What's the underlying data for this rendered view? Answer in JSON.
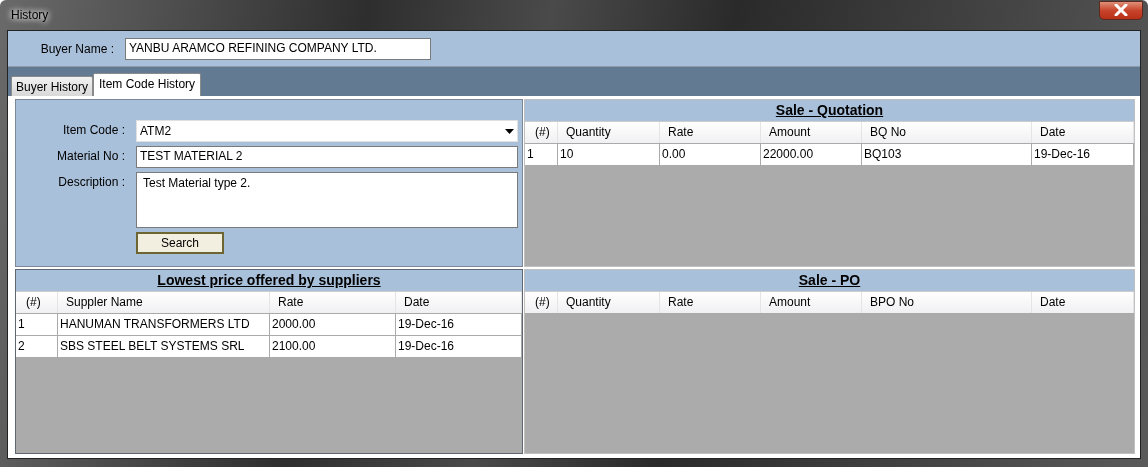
{
  "window": {
    "title": "History"
  },
  "buyer": {
    "label": "Buyer Name :",
    "value": "YANBU ARAMCO REFINING COMPANY LTD."
  },
  "tabs": [
    {
      "label": "Buyer History",
      "selected": false
    },
    {
      "label": "Item Code History",
      "selected": true
    }
  ],
  "item_form": {
    "item_code": {
      "label": "Item Code :",
      "value": "ATM2"
    },
    "material_no": {
      "label": "Material No :",
      "value": "TEST MATERIAL 2"
    },
    "description": {
      "label": "Description :",
      "value": "Test Material type 2."
    },
    "search_button": "Search"
  },
  "suppliers_table": {
    "title": "Lowest price offered by suppliers",
    "columns": [
      "(#)",
      "Suppler Name",
      "Rate",
      "Date"
    ],
    "rows": [
      [
        "1",
        "HANUMAN TRANSFORMERS LTD",
        "2000.00",
        "19-Dec-16"
      ],
      [
        "2",
        "SBS STEEL BELT SYSTEMS SRL",
        "2100.00",
        "19-Dec-16"
      ]
    ]
  },
  "sale_quotation": {
    "title": "Sale - Quotation",
    "columns": [
      "(#)",
      "Quantity",
      "Rate",
      "Amount",
      "BQ No",
      "Date"
    ],
    "rows": [
      [
        "1",
        "10",
        "0.00",
        "22000.00",
        "BQ103",
        "19-Dec-16"
      ]
    ]
  },
  "sale_po": {
    "title": "Sale - PO",
    "columns": [
      "(#)",
      "Quantity",
      "Rate",
      "Amount",
      "BPO No",
      "Date"
    ]
  }
}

-- -- --

Your task: In the listing above, locate each line with "label" and copy it.

Answer to this exercise:
    "label": "Buyer Name :",
      "label": "Buyer History",
      "label": "Item Code History",
      "label": "Item Code :",
      "label": "Material No :",
      "label": "Description :",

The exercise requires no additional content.